Begin RECORDS PROVIDED

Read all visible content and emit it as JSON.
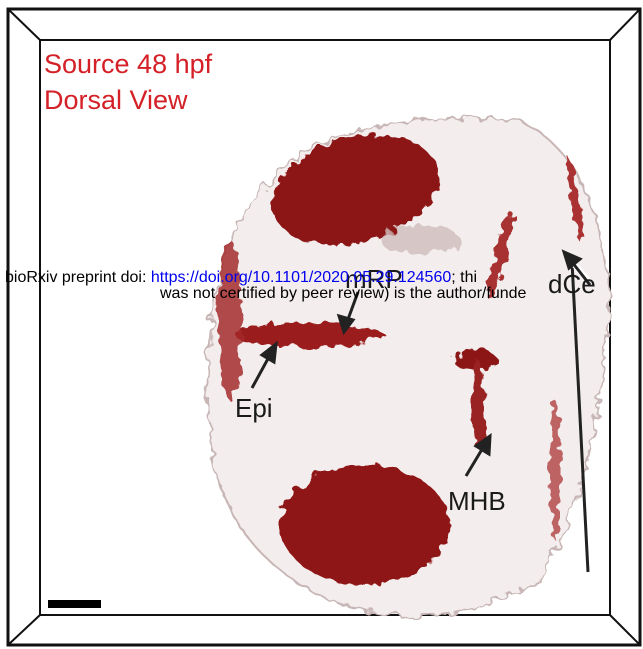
{
  "panel": {
    "title_lines": [
      "Source 48 hpf",
      "Dorsal View"
    ],
    "labels": [
      "mRP",
      "Epi",
      "MHB",
      "dCe"
    ]
  },
  "preprint_notice": {
    "prefix": "bioRxiv preprint doi: ",
    "link": "https://doi.org/10.1101/2020.05.29.124560",
    "suffix": "; thi",
    "line2": "was not certified by peer review) is the author/funde"
  }
}
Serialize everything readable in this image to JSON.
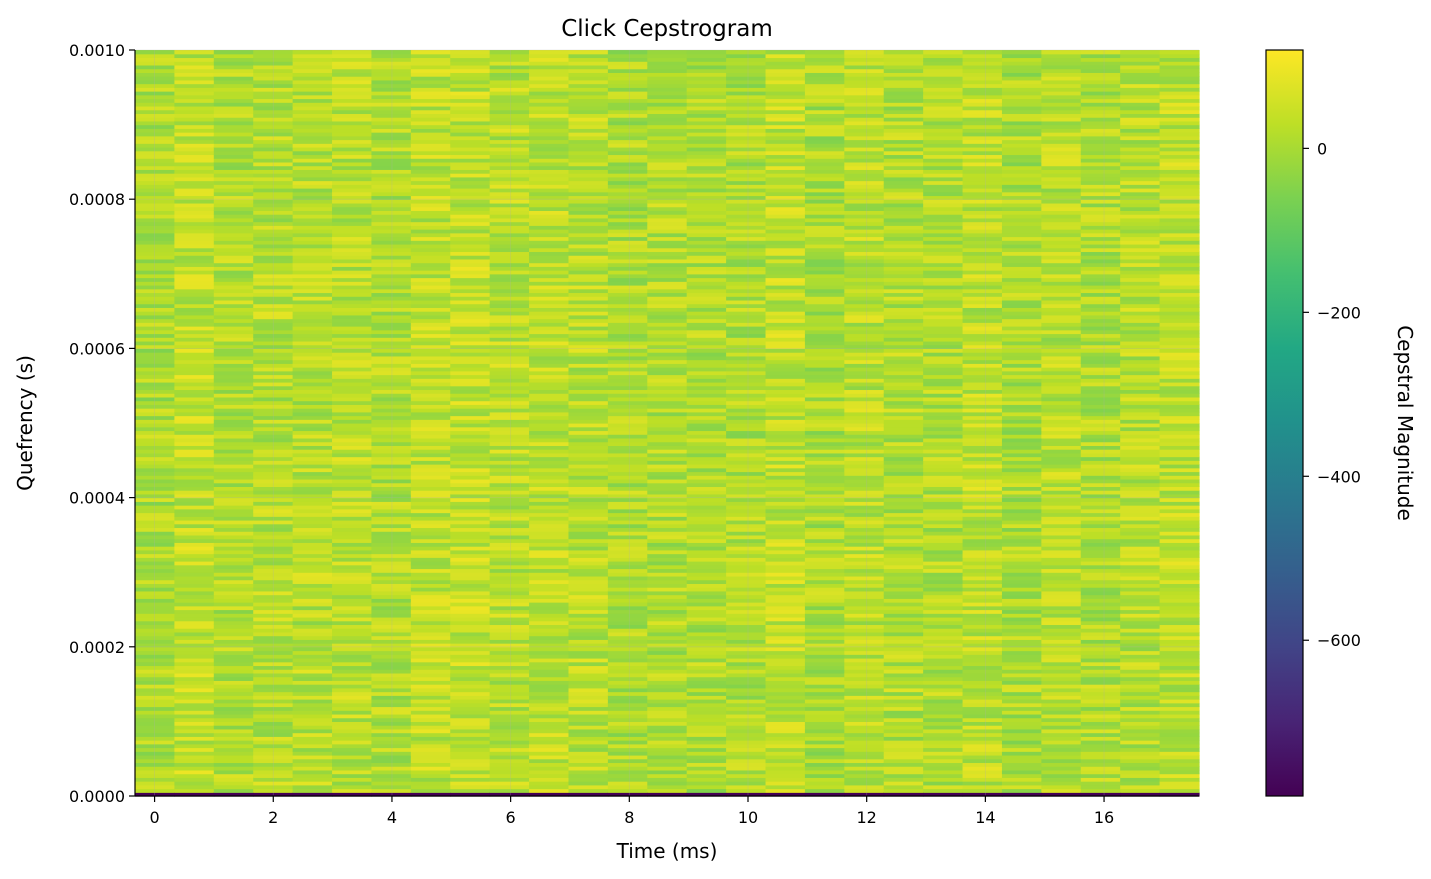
{
  "chart_data": {
    "type": "heatmap",
    "title": "Click Cepstrogram",
    "xlabel": "Time (ms)",
    "ylabel": "Quefrency (s)",
    "colorbar_label": "Cepstral Magnitude",
    "colormap": "viridis",
    "xlim": [
      -0.33,
      17.6
    ],
    "ylim": [
      0.0,
      0.001
    ],
    "clim": [
      -790,
      120
    ],
    "x_ticks": [
      0,
      2,
      4,
      6,
      8,
      10,
      12,
      14,
      16
    ],
    "x_tick_labels": [
      "0",
      "2",
      "4",
      "6",
      "8",
      "10",
      "12",
      "14",
      "16"
    ],
    "y_ticks": [
      0.0,
      0.0002,
      0.0004,
      0.0006,
      0.0008,
      0.001
    ],
    "y_tick_labels": [
      "0.0000",
      "0.0002",
      "0.0004",
      "0.0006",
      "0.0008",
      "0.0010"
    ],
    "colorbar_ticks": [
      0,
      -200,
      -400,
      -600
    ],
    "colorbar_tick_labels": [
      "0",
      "−200",
      "−400",
      "−600"
    ],
    "n_time_frames": 27,
    "time_frame_step_ms": 0.667,
    "n_quefrency_bins": 200,
    "quefrency_bin_step_s": 5e-06,
    "value_range_bulk": [
      -60,
      100
    ],
    "value_at_zero_quefrency": -790,
    "grid": true,
    "colors": {
      "grid": "#b0b0b0",
      "axis": "#000000"
    }
  }
}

End RECORDS PROVIDED

*WRITTEN TASK*: Pull out all lines from the listing that contain the string "JSON".

*EXERCISE SOLUTION*:
Read all visible content and emit it as JSON.
Serialize everything readable in this image to JSON.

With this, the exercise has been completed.